* BEGIN Extracted entries *

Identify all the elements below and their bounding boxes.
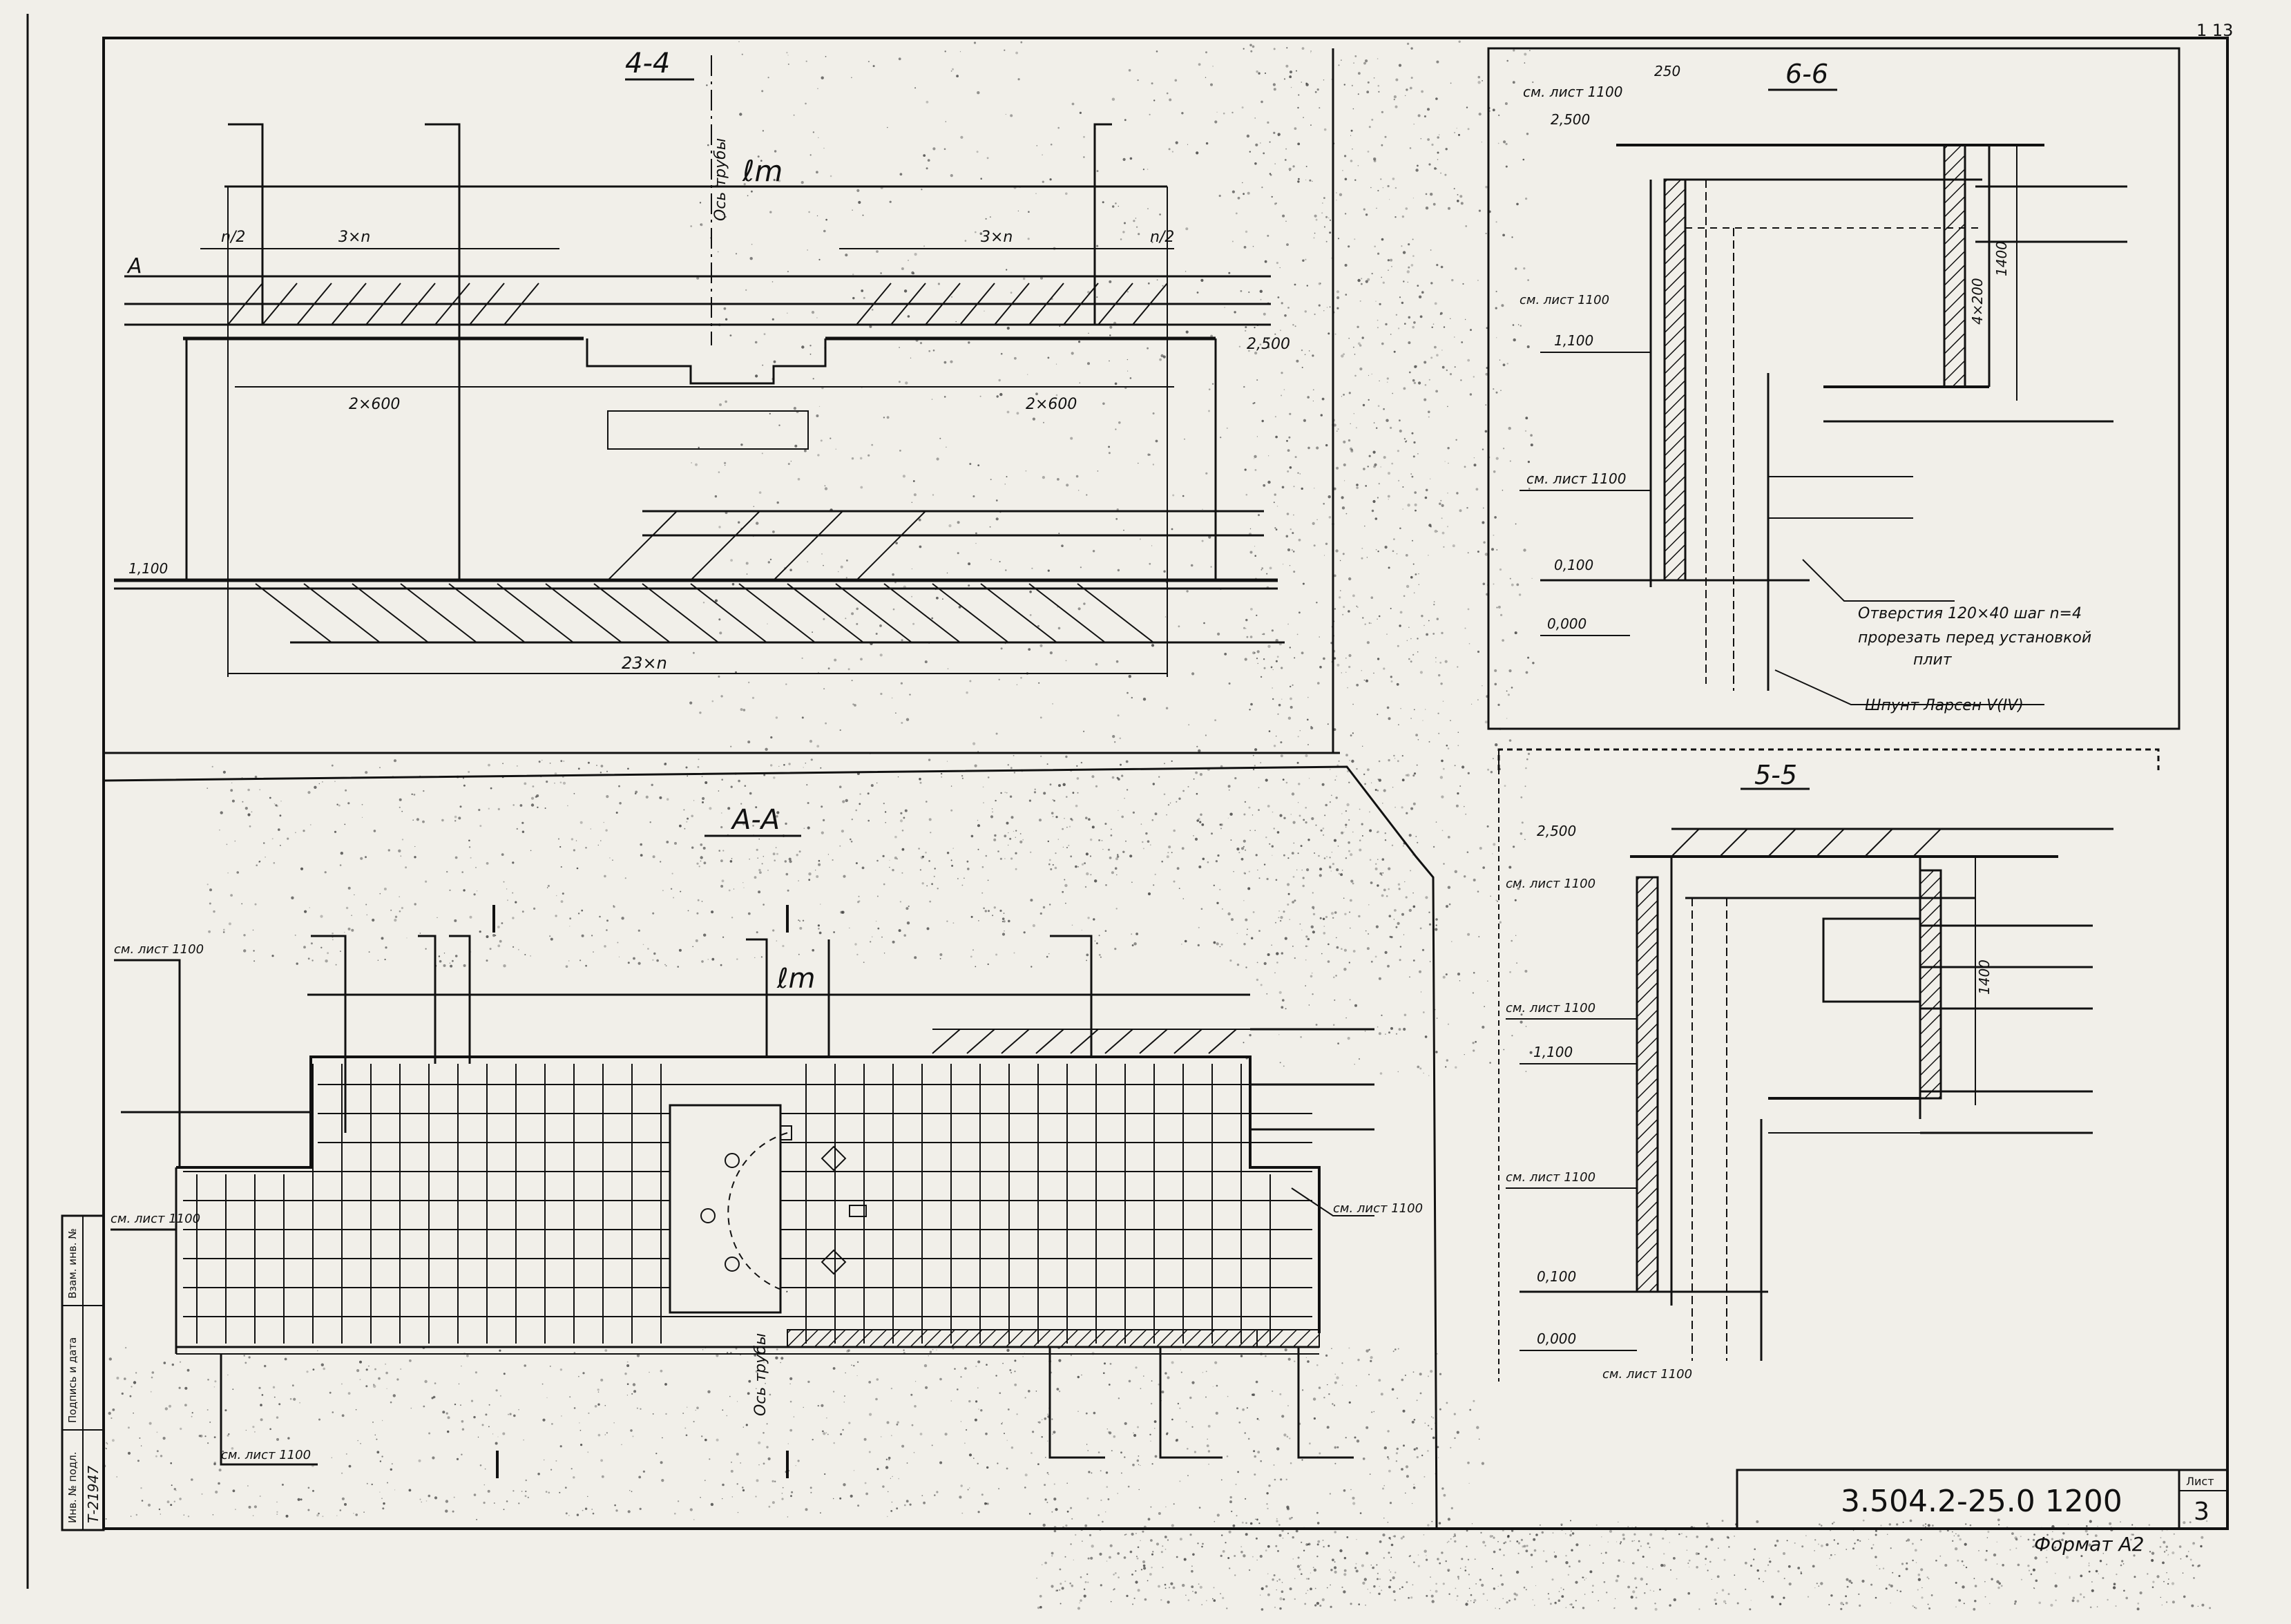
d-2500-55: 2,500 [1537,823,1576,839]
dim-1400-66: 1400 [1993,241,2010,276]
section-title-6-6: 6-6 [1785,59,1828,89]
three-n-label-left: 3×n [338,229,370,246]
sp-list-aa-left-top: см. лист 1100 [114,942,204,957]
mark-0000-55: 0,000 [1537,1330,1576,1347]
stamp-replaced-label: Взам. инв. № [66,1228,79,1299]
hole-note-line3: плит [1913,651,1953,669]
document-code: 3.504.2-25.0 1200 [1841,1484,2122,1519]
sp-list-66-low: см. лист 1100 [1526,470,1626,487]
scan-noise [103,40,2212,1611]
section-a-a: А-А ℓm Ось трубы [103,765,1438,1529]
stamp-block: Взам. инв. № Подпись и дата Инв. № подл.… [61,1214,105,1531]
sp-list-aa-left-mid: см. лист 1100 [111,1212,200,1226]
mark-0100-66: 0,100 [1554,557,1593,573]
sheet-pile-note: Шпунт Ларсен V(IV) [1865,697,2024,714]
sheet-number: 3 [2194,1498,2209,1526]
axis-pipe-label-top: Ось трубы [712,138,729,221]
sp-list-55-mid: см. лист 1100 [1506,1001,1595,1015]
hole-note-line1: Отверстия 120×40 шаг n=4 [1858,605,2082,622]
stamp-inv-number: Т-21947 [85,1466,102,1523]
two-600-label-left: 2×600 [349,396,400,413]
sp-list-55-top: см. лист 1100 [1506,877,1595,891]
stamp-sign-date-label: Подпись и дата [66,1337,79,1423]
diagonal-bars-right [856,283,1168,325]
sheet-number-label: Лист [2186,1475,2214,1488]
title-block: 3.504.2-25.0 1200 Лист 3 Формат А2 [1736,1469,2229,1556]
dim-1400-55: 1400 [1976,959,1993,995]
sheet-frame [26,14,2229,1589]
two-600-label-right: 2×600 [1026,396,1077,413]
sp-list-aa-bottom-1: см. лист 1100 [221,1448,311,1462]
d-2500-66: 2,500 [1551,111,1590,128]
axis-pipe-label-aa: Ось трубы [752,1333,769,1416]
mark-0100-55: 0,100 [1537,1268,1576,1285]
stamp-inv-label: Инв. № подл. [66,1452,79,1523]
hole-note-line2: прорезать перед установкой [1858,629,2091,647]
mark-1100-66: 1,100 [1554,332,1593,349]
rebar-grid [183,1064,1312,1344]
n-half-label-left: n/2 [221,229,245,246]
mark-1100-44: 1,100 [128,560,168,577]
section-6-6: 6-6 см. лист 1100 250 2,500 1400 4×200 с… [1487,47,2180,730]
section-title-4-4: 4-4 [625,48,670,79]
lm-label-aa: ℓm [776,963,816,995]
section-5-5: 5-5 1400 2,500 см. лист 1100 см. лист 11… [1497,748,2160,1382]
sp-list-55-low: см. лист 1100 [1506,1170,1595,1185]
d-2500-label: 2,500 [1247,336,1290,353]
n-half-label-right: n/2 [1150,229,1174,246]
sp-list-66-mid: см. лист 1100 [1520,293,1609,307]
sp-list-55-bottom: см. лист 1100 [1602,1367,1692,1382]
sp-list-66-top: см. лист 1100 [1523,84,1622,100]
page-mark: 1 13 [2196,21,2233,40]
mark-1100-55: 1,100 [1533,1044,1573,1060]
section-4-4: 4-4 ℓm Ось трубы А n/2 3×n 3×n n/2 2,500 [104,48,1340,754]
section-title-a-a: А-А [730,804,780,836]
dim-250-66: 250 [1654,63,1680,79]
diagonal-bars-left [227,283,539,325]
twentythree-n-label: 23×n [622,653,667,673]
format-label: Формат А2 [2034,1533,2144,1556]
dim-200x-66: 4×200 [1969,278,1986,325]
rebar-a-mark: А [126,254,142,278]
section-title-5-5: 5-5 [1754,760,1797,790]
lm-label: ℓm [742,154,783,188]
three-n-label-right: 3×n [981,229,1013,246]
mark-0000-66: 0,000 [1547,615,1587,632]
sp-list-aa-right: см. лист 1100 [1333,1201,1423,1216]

* END Extracted entries *
* BEGIN Extracted entries *

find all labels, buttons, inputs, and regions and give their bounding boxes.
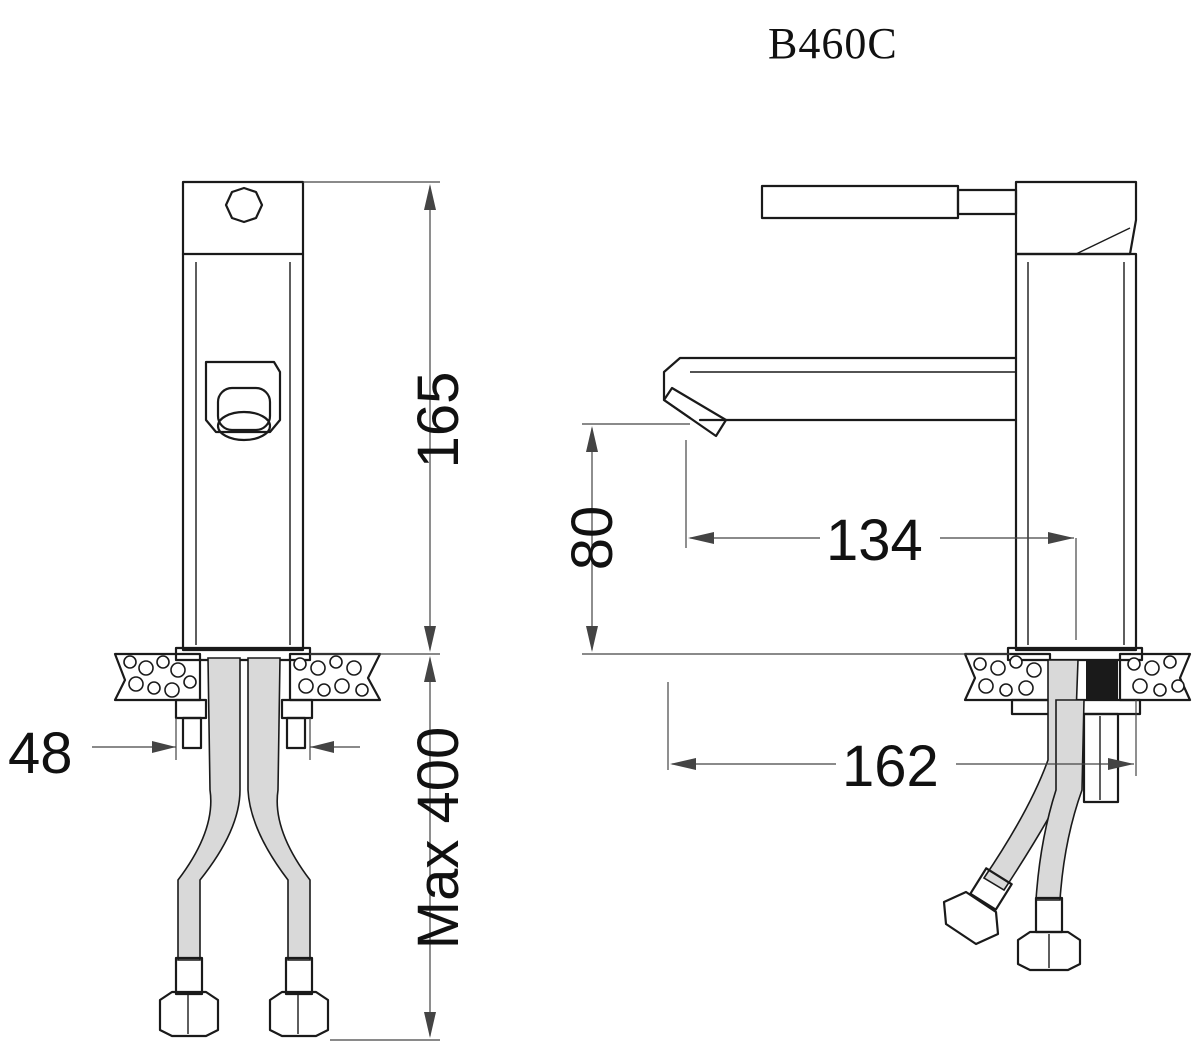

* END Extracted entries *

Could you copy out the stretch of the records from the line containing "Identify all the" through the line containing "document-code: 3.504.2-25.0 1200", both included, line for line and leaving the picture out?

— Full answer —
Identify all the elements below and their bounding boxes.
d-2500-55: 2,500 [1537,823,1576,839]
dim-1400-66: 1400 [1993,241,2010,276]
section-title-6-6: 6-6 [1785,59,1828,89]
three-n-label-left: 3×n [338,229,370,246]
sp-list-aa-left-top: см. лист 1100 [114,942,204,957]
mark-0000-55: 0,000 [1537,1330,1576,1347]
stamp-replaced-label: Взам. инв. № [66,1228,79,1299]
hole-note-line3: плит [1913,651,1953,669]
document-code: 3.504.2-25.0 1200 [1841,1484,2122,1519]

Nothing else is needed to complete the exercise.